▶ _What the task requires_
Below are the records; copy each line in them that holds the word "JSON".

▶ _Dataset records_
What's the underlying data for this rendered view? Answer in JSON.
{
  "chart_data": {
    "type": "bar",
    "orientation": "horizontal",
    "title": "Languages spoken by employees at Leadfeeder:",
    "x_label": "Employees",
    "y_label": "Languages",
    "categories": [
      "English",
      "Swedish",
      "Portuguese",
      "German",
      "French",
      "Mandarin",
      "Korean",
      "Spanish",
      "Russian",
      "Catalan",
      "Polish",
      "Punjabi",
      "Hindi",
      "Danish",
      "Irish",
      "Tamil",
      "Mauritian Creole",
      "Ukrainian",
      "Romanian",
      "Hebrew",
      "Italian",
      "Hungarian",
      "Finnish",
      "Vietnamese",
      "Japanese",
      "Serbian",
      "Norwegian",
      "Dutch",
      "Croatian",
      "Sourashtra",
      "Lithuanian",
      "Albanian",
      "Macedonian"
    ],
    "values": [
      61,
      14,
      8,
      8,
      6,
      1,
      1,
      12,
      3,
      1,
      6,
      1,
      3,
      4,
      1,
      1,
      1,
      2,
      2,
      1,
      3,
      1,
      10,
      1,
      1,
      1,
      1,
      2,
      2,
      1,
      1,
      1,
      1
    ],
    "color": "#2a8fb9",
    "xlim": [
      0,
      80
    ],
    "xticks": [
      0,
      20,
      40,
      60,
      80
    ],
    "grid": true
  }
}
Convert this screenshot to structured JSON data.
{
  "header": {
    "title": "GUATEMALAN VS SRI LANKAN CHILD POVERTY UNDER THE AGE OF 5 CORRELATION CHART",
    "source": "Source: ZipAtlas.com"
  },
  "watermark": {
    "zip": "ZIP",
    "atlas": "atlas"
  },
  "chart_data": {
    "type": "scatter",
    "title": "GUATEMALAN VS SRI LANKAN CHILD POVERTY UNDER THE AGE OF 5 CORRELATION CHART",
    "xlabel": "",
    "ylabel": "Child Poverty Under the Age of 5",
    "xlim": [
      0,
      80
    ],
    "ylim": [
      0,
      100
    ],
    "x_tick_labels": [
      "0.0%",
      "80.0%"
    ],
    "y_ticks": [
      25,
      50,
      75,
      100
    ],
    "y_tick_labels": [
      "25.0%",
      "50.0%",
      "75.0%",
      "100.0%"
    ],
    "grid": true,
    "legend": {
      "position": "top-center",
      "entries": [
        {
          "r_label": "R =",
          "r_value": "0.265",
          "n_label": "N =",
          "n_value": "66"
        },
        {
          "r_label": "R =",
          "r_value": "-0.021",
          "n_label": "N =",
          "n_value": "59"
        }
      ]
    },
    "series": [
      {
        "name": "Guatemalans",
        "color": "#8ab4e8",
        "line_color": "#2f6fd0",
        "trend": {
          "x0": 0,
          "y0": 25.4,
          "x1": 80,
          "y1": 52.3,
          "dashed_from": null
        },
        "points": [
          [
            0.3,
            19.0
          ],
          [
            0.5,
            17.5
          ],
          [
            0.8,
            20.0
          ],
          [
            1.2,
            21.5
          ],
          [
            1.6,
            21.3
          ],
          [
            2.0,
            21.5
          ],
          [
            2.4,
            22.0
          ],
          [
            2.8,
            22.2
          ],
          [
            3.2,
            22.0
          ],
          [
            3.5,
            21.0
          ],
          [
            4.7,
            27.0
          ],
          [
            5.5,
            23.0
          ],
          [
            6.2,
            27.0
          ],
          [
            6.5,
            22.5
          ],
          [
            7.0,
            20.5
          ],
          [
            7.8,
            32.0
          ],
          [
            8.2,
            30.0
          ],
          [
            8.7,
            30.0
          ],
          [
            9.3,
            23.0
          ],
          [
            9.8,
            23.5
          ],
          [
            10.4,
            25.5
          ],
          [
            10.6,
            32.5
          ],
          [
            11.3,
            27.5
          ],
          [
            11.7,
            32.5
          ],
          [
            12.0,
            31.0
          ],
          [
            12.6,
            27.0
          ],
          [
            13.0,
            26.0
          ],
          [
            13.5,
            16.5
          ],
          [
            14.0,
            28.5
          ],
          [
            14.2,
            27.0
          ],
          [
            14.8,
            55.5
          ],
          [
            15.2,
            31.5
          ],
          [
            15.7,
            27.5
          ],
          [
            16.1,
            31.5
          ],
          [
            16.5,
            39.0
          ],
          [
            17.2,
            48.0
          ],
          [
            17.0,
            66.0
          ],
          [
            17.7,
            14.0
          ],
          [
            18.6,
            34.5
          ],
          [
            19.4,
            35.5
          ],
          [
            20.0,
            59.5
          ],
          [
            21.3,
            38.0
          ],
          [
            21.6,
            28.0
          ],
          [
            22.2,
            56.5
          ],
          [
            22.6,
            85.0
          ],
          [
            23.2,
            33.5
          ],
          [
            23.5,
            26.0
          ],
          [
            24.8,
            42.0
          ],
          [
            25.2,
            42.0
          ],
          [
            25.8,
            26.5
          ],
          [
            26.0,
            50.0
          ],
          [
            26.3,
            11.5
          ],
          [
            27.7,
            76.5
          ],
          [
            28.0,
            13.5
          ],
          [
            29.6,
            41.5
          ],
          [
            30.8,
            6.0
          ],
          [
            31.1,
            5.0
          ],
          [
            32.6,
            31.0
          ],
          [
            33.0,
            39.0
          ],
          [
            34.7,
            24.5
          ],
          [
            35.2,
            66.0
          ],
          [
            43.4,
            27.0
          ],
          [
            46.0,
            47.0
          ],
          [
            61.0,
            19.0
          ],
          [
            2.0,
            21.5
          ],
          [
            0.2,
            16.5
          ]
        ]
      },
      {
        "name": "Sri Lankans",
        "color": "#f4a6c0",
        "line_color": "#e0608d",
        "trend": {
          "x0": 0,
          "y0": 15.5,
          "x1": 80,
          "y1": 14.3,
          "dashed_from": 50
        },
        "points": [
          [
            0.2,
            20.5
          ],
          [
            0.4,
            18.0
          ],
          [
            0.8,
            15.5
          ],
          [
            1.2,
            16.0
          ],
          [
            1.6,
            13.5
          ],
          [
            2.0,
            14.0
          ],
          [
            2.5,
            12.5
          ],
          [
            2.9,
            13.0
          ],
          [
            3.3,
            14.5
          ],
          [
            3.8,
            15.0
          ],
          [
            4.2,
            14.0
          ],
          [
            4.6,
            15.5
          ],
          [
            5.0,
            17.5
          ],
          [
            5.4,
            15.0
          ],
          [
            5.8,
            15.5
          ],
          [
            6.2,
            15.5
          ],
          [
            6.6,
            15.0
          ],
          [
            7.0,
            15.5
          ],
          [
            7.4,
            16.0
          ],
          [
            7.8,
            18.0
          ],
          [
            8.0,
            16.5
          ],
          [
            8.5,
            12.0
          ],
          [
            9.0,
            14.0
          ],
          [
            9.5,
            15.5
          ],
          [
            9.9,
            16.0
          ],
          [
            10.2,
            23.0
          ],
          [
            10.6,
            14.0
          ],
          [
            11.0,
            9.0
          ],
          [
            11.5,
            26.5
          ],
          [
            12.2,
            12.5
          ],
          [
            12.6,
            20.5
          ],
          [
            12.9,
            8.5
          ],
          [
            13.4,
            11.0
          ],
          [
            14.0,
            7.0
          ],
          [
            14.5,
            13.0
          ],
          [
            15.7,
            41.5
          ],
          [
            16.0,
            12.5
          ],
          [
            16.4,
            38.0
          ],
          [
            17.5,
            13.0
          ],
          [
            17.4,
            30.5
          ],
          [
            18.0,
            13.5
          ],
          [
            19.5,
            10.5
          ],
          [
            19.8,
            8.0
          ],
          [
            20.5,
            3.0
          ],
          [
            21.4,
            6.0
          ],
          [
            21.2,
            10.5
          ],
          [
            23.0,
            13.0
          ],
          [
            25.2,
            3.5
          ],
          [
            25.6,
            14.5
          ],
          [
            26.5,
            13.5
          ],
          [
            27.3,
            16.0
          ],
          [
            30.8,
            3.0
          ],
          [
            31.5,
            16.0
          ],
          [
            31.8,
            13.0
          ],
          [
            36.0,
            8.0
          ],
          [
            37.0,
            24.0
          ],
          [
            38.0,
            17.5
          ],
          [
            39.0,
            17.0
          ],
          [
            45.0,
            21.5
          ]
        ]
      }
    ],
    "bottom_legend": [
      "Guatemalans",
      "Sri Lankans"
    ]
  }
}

▶ _Solution below_
What's the underlying data for this rendered view? Answer in JSON.
Convert this screenshot to structured JSON data.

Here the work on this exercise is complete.